## [EXERCISE INSTRUCTIONS]
The records that follow need to be output exactly as they are.

## [DATA FOR THE TASK]
## Start

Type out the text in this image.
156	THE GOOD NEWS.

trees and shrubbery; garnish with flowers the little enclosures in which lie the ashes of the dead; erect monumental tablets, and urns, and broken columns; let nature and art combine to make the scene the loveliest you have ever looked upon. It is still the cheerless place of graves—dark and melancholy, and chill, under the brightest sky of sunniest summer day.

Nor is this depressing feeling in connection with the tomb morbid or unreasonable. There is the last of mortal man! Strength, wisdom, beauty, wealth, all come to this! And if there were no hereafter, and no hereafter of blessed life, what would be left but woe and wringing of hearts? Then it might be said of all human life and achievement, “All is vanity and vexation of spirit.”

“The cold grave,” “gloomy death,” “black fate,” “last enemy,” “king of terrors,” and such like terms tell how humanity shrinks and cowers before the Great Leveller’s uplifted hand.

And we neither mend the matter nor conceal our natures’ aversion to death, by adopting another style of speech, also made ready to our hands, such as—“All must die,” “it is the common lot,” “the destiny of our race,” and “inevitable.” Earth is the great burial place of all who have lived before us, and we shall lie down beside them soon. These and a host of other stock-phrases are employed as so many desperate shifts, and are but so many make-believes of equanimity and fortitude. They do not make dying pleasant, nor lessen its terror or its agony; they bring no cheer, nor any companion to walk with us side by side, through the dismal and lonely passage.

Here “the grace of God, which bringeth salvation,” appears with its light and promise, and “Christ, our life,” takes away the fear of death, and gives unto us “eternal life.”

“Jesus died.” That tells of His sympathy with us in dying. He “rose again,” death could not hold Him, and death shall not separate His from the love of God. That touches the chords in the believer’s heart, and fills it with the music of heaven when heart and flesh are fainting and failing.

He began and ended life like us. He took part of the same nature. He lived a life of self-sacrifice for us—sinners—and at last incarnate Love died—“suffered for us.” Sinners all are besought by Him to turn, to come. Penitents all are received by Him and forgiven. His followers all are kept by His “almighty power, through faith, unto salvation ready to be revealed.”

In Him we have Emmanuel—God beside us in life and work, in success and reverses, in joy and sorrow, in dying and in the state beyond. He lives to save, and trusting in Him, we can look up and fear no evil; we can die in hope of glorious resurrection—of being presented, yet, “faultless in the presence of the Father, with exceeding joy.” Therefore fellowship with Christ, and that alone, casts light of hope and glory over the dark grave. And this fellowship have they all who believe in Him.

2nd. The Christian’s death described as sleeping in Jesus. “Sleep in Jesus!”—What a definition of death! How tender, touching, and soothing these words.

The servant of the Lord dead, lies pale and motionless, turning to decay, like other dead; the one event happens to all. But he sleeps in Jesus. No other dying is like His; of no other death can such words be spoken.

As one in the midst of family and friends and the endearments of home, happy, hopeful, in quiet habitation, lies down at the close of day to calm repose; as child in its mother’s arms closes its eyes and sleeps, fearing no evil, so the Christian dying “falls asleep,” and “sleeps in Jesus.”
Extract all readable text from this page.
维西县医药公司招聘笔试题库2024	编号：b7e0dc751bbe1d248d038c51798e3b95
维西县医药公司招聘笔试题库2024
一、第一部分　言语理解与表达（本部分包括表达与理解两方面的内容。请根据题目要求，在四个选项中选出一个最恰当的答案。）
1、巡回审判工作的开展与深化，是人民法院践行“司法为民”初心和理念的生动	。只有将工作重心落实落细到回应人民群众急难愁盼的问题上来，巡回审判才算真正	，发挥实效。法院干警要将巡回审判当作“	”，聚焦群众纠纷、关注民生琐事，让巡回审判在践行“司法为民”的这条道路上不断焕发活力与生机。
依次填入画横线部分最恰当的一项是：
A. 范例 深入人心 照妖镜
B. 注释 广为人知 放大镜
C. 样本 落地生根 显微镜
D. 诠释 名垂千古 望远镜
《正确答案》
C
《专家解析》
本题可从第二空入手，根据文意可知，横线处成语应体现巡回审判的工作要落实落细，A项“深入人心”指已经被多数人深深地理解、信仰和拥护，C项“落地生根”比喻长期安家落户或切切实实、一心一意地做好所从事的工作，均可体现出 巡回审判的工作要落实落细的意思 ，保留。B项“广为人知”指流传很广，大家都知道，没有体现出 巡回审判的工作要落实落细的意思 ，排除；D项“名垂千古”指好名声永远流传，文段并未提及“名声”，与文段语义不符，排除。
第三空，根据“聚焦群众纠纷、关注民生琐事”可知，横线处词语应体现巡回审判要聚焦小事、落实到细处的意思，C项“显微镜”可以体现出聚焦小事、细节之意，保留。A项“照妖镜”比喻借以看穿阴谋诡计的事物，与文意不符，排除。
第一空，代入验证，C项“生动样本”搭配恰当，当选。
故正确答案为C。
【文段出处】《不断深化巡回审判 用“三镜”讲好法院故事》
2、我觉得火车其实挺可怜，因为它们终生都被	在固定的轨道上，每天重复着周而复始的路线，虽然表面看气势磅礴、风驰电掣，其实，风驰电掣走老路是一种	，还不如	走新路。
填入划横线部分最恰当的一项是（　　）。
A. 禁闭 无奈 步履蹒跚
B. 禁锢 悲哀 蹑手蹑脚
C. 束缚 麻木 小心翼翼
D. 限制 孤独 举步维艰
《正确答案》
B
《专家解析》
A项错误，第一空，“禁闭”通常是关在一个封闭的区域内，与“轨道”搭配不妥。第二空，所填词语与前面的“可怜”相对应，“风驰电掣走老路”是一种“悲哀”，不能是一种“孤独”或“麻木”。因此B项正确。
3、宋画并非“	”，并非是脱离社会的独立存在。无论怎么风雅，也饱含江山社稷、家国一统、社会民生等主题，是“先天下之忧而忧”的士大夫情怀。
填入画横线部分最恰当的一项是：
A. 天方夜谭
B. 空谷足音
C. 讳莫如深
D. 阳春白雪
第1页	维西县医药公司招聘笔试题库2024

## End

## [WRITTEN RESPONSE]
Type out the text in this image.
156	THE GOOD NEWS.

trees and shrubbery; garnish with flowers the little enclosures in which lie the ashes of the dead; erect monumental tablets, and urns, and broken columns; let nature and art combine to make the scene the loveliest you have ever looked upon. It is still the cheerless place of graves—dark and melancholy, and chill, under the brightest sky of sunniest summer day.

Nor is this depressing feeling in connection with the tomb morbid or unreasonable. There is the last of mortal man! Strength, wisdom, beauty, wealth, all come to this! And if there were no hereafter, and no hereafter of blessed life, what would be left but woe and wringing of hearts? Then it might be said of all human life and achievement, “All is vanity and vexation of spirit.”

“The cold grave,” “gloomy death,” “black fate,” “last enemy,” “king of terrors,” and such like terms tell how humanity shrinks and cowers before the Great Leveller’s uplifted hand.

And we neither mend the matter nor conceal our natures’ aversion to death, by adopting another style of speech, also made ready to our hands, such as—“All must die,” “it is the common lot,” “the destiny of our race,” and “inevitable.” Earth is the great burial place of all who have lived before us, and we shall lie down beside them soon. These and a host of other stock-phrases are employed as so many desperate shifts, and are but so many make-believes of equanimity and fortitude. They do not make dying pleasant, nor lessen its terror or its agony; they bring no cheer, nor any companion to walk with us side by side, through the dismal and lonely passage.

Here “the grace of God, which bringeth salvation,” appears with its light and promise, and “Christ, our life,” takes away the fear of death, and gives unto us “eternal life.”

“Jesus died.” That tells of His sympathy with us in dying. He “rose again,” death could not hold Him, and death shall not separate His from the love of God. That touches the chords in the believer’s heart, and fills it with the music of heaven when heart and flesh are fainting and failing.

He began and ended life like us. He took part of the same nature. He lived a life of self-sacrifice for us—sinners—and at last incarnate Love died—“suffered for us.” Sinners all are besought by Him to turn, to come. Penitents all are received by Him and forgiven. His followers all are kept by His “almighty power, through faith, unto salvation ready to be revealed.”

In Him we have Emmanuel—God beside us in life and work, in success and reverses, in joy and sorrow, in dying and in the state beyond. He lives to save, and trusting in Him, we can look up and fear no evil; we can die in hope of glorious resurrection—of being presented, yet, “faultless in the presence of the Father, with exceeding joy.” Therefore fellowship with Christ, and that alone, casts light of hope and glory over the dark grave. And this fellowship have they all who believe in Him.

2nd. The Christian’s death described as sleeping in Jesus. “Sleep in Jesus!”—What a definition of death! How tender, touching, and soothing these words.

The servant of the Lord dead, lies pale and motionless, turning to decay, like other dead; the one event happens to all. But he sleeps in Jesus. No other dying is like His; of no other death can such words be spoken.

As one in the midst of family and friends and the endearments of home, happy, hopeful, in quiet habitation, lies down at the close of day to calm repose; as child in its mother’s arms closes its eyes and sleeps, fearing no evil, so the Christian dying “falls asleep,” and “sleeps in Jesus.”
Extract all readable text from this page.
维西县医药公司招聘笔试题库2024	编号：b7e0dc751bbe1d248d038c51798e3b95
维西县医药公司招聘笔试题库2024
一、第一部分　言语理解与表达（本部分包括表达与理解两方面的内容。请根据题目要求，在四个选项中选出一个最恰当的答案。）
1、巡回审判工作的开展与深化，是人民法院践行“司法为民”初心和理念的生动	。只有将工作重心落实落细到回应人民群众急难愁盼的问题上来，巡回审判才算真正	，发挥实效。法院干警要将巡回审判当作“	”，聚焦群众纠纷、关注民生琐事，让巡回审判在践行“司法为民”的这条道路上不断焕发活力与生机。
依次填入画横线部分最恰当的一项是：
A. 范例 深入人心 照妖镜
B. 注释 广为人知 放大镜
C. 样本 落地生根 显微镜
D. 诠释 名垂千古 望远镜
《正确答案》
C
《专家解析》
本题可从第二空入手，根据文意可知，横线处成语应体现巡回审判的工作要落实落细，A项“深入人心”指已经被多数人深深地理解、信仰和拥护，C项“落地生根”比喻长期安家落户或切切实实、一心一意地做好所从事的工作，均可体现出 巡回审判的工作要落实落细的意思 ，保留。B项“广为人知”指流传很广，大家都知道，没有体现出 巡回审判的工作要落实落细的意思 ，排除；D项“名垂千古”指好名声永远流传，文段并未提及“名声”，与文段语义不符，排除。
第三空，根据“聚焦群众纠纷、关注民生琐事”可知，横线处词语应体现巡回审判要聚焦小事、落实到细处的意思，C项“显微镜”可以体现出聚焦小事、细节之意，保留。A项“照妖镜”比喻借以看穿阴谋诡计的事物，与文意不符，排除。
第一空，代入验证，C项“生动样本”搭配恰当，当选。
故正确答案为C。
【文段出处】《不断深化巡回审判 用“三镜”讲好法院故事》
2、我觉得火车其实挺可怜，因为它们终生都被	在固定的轨道上，每天重复着周而复始的路线，虽然表面看气势磅礴、风驰电掣，其实，风驰电掣走老路是一种	，还不如	走新路。
填入划横线部分最恰当的一项是（　　）。
A. 禁闭 无奈 步履蹒跚
B. 禁锢 悲哀 蹑手蹑脚
C. 束缚 麻木 小心翼翼
D. 限制 孤独 举步维艰
《正确答案》
B
《专家解析》
A项错误，第一空，“禁闭”通常是关在一个封闭的区域内，与“轨道”搭配不妥。第二空，所填词语与前面的“可怜”相对应，“风驰电掣走老路”是一种“悲哀”，不能是一种“孤独”或“麻木”。因此B项正确。
3、宋画并非“	”，并非是脱离社会的独立存在。无论怎么风雅，也饱含江山社稷、家国一统、社会民生等主题，是“先天下之忧而忧”的士大夫情怀。
填入画横线部分最恰当的一项是：
A. 天方夜谭
B. 空谷足音
C. 讳莫如深
D. 阳春白雪
第1页	维西县医药公司招聘笔试题库2024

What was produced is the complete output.